• [Prompt]:
Examine each line of the data. Copy those that contain the string "Code".

• [Supplied data]:
===============
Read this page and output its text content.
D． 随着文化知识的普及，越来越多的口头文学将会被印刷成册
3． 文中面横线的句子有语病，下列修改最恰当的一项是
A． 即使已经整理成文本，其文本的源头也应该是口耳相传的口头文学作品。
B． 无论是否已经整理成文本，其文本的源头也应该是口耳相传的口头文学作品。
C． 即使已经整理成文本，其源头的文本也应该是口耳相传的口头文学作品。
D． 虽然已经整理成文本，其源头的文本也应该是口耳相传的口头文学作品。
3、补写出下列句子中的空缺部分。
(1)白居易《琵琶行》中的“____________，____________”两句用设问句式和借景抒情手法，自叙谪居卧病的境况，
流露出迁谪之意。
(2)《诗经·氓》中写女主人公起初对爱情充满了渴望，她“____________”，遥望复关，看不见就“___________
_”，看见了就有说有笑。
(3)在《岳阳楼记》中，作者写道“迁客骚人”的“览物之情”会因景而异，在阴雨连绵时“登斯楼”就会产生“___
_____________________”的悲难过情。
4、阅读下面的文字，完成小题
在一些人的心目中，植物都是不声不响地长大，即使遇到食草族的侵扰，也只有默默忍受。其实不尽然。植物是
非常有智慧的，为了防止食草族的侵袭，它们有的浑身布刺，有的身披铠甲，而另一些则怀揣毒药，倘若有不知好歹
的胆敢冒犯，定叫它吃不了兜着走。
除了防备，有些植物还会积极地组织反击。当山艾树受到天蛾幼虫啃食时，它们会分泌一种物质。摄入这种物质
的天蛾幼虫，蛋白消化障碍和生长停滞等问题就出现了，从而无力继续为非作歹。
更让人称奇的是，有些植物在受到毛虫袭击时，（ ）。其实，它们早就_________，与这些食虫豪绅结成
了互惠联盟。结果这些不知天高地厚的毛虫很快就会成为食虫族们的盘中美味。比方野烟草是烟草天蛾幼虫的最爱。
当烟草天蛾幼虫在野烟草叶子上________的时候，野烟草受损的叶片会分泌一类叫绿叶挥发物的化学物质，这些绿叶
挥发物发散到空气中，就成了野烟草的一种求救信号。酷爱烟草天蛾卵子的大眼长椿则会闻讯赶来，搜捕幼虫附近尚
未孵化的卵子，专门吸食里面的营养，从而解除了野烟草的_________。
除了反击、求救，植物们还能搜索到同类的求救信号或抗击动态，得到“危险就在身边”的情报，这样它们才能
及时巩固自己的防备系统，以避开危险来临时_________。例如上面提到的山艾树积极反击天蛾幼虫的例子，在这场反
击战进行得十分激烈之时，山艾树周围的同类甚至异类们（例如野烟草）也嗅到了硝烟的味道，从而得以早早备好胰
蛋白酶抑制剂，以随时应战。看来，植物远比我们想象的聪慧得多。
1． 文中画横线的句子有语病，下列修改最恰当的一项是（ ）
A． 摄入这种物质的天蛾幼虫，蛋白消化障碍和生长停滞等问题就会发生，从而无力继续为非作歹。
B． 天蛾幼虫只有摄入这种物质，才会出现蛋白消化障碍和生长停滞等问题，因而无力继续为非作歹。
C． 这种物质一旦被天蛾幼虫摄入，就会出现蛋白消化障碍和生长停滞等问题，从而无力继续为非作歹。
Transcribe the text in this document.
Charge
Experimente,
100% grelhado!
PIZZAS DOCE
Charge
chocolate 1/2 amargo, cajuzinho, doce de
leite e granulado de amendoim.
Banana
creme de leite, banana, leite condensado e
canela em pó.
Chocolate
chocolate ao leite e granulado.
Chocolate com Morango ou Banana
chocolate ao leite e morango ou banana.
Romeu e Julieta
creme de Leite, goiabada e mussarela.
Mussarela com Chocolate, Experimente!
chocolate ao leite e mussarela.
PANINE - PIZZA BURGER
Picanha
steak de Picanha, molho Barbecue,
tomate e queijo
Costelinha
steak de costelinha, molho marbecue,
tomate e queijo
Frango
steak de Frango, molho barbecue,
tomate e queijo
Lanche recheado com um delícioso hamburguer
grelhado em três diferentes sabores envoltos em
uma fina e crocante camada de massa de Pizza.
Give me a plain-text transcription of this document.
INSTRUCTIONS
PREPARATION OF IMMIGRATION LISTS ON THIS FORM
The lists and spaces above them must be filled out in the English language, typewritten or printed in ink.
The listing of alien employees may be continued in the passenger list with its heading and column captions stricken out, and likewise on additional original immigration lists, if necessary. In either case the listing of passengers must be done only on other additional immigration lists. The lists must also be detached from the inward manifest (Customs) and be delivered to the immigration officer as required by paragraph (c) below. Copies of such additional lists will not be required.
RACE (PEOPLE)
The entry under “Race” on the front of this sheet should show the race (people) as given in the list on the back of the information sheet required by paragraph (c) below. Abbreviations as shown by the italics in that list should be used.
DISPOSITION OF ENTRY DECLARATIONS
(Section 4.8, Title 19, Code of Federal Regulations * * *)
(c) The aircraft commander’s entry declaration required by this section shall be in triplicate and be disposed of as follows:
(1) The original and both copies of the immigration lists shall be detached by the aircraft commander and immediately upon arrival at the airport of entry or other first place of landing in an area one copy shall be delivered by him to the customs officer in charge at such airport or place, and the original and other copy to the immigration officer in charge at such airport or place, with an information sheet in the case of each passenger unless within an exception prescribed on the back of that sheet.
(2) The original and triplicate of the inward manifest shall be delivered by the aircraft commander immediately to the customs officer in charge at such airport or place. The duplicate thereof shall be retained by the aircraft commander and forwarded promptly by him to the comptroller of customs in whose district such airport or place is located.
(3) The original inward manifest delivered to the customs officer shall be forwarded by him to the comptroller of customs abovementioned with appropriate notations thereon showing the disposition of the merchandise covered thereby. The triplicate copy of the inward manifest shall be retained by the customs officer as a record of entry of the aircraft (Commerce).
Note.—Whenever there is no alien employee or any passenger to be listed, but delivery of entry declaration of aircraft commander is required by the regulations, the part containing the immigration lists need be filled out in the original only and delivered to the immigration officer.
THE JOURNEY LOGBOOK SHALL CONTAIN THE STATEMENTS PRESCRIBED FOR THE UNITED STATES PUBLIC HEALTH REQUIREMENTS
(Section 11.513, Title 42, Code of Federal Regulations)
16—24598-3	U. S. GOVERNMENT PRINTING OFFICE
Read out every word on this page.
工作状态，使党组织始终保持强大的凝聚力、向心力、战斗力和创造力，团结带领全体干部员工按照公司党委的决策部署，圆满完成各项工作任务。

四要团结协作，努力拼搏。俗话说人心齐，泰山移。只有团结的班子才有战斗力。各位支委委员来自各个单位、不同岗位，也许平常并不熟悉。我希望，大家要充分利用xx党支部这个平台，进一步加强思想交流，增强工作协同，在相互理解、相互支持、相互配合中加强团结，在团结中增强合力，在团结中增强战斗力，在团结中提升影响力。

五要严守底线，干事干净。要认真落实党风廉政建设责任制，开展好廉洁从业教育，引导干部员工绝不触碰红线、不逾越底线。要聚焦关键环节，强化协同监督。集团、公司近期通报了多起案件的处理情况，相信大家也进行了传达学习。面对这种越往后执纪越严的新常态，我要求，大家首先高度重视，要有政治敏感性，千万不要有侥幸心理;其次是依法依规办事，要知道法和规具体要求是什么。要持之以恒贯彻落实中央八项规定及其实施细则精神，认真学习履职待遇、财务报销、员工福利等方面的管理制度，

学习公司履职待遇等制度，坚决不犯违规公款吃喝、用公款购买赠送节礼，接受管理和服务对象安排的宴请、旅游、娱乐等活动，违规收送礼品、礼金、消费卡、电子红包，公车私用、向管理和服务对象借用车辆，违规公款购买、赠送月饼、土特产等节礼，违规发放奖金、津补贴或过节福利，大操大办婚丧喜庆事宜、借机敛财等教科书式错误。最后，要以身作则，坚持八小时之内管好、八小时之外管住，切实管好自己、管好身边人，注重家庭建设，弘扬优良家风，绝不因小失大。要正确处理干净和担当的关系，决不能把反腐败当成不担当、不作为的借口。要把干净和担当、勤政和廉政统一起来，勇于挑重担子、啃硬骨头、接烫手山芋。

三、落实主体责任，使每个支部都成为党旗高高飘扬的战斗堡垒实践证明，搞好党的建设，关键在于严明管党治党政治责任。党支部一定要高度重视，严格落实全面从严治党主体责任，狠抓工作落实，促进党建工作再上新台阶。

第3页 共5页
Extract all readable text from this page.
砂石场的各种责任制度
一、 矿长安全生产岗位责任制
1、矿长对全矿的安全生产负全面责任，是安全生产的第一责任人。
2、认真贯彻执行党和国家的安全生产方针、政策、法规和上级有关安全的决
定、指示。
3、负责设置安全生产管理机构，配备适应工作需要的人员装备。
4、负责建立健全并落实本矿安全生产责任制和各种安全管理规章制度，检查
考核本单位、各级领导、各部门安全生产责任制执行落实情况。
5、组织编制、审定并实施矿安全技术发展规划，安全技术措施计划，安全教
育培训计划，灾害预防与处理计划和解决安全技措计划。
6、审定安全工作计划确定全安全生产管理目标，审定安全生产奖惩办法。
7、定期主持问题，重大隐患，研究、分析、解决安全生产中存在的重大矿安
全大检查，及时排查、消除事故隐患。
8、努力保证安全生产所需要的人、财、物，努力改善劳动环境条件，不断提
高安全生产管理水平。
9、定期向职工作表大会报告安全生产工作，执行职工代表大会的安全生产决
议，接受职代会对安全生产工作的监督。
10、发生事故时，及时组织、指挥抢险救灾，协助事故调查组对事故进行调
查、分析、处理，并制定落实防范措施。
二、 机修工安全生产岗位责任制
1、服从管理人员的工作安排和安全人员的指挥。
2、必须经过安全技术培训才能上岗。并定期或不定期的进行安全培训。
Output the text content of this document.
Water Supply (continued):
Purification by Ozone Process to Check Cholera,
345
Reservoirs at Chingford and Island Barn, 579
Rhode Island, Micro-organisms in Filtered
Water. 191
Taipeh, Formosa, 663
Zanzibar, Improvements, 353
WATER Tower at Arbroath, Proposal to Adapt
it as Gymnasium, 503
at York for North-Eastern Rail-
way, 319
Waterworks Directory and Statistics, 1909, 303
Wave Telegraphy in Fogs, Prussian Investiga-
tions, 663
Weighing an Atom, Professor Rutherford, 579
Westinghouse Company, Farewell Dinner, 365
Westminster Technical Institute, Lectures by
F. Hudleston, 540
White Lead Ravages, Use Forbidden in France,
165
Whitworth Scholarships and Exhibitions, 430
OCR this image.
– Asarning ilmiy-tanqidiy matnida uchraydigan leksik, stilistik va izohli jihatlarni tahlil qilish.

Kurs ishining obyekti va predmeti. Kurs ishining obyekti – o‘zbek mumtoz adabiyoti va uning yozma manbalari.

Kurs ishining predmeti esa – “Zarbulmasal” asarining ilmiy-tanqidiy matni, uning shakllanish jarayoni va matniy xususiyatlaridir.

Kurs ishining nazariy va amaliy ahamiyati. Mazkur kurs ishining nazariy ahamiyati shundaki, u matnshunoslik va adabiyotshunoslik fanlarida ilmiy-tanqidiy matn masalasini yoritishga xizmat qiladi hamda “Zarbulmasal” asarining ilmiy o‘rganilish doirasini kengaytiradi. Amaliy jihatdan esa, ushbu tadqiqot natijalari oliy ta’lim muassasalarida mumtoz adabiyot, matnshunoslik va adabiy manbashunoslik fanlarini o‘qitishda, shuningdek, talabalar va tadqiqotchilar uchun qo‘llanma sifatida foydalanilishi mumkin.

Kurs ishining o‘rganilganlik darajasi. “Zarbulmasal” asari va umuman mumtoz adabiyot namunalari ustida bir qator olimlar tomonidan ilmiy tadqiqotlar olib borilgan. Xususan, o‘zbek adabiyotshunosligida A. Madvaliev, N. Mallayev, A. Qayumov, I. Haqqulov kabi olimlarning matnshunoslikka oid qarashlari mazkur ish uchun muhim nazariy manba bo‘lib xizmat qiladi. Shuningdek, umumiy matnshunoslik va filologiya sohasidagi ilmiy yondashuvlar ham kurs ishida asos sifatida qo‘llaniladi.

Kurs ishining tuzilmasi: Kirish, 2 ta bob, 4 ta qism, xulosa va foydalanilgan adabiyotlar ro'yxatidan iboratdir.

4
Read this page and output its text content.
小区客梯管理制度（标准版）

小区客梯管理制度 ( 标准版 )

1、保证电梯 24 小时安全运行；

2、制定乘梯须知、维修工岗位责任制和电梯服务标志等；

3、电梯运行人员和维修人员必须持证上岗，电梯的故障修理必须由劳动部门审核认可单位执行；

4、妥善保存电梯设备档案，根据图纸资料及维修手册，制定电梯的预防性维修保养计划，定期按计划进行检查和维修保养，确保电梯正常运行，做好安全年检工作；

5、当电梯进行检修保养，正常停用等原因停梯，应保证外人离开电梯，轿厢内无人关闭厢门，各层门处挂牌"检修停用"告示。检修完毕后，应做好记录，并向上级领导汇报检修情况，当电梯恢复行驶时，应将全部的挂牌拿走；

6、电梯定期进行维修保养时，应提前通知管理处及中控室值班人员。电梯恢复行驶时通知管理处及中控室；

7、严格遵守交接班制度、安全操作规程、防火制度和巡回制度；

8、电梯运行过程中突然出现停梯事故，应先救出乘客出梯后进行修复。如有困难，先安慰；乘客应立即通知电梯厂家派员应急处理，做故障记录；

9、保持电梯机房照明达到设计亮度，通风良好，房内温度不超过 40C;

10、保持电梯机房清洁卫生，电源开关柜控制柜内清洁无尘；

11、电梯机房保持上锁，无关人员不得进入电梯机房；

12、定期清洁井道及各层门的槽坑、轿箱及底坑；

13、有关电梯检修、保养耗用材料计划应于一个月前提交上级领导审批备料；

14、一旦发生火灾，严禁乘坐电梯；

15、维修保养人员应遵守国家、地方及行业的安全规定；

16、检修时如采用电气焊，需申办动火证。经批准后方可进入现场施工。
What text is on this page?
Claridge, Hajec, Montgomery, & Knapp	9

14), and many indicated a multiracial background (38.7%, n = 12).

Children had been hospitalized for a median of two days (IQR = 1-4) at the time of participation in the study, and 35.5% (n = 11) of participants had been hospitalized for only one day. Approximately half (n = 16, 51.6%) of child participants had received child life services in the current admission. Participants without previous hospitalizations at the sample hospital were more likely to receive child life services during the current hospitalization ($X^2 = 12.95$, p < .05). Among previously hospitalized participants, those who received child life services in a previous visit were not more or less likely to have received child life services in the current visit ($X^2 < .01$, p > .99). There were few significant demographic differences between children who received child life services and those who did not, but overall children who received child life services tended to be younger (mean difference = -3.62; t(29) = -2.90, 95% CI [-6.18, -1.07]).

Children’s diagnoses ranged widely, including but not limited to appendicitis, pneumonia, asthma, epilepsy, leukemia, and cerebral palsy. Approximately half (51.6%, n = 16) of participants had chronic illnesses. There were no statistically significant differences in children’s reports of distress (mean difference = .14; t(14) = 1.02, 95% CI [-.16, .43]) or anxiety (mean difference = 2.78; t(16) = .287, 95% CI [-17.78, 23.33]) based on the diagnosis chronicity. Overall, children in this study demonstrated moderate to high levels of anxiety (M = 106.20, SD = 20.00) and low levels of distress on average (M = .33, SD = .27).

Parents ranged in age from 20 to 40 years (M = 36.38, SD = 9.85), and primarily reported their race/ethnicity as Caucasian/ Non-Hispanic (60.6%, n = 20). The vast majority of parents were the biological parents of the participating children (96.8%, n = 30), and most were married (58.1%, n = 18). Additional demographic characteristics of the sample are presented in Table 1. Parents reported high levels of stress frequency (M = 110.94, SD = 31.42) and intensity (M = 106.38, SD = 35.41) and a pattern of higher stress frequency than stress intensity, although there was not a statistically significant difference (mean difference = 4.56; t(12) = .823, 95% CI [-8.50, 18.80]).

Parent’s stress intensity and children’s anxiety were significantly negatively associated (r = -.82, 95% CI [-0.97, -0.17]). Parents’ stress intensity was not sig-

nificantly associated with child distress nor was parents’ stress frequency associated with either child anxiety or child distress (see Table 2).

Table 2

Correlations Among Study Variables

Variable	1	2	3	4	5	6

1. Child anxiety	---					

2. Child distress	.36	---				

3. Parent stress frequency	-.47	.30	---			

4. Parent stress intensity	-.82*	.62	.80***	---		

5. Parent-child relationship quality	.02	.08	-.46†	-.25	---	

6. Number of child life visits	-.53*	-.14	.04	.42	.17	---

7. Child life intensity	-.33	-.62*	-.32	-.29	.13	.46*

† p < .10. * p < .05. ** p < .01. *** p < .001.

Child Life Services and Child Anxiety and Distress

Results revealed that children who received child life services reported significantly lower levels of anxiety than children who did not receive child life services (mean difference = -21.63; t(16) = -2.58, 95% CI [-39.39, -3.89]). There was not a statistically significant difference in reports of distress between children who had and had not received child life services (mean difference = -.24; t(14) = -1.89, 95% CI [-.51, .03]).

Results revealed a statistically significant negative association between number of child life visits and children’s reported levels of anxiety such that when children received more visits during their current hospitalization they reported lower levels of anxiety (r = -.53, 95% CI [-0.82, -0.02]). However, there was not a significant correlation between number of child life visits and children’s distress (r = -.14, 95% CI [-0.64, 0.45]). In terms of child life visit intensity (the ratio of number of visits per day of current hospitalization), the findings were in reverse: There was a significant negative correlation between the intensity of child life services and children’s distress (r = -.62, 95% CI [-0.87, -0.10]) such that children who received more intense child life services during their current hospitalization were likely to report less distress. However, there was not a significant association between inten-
===============
• [Solved problem]:
(Section 4.8, Title 19, Code of Federal Regulations * * *)
(Section 11.513, Title 42, Code of Federal Regulations)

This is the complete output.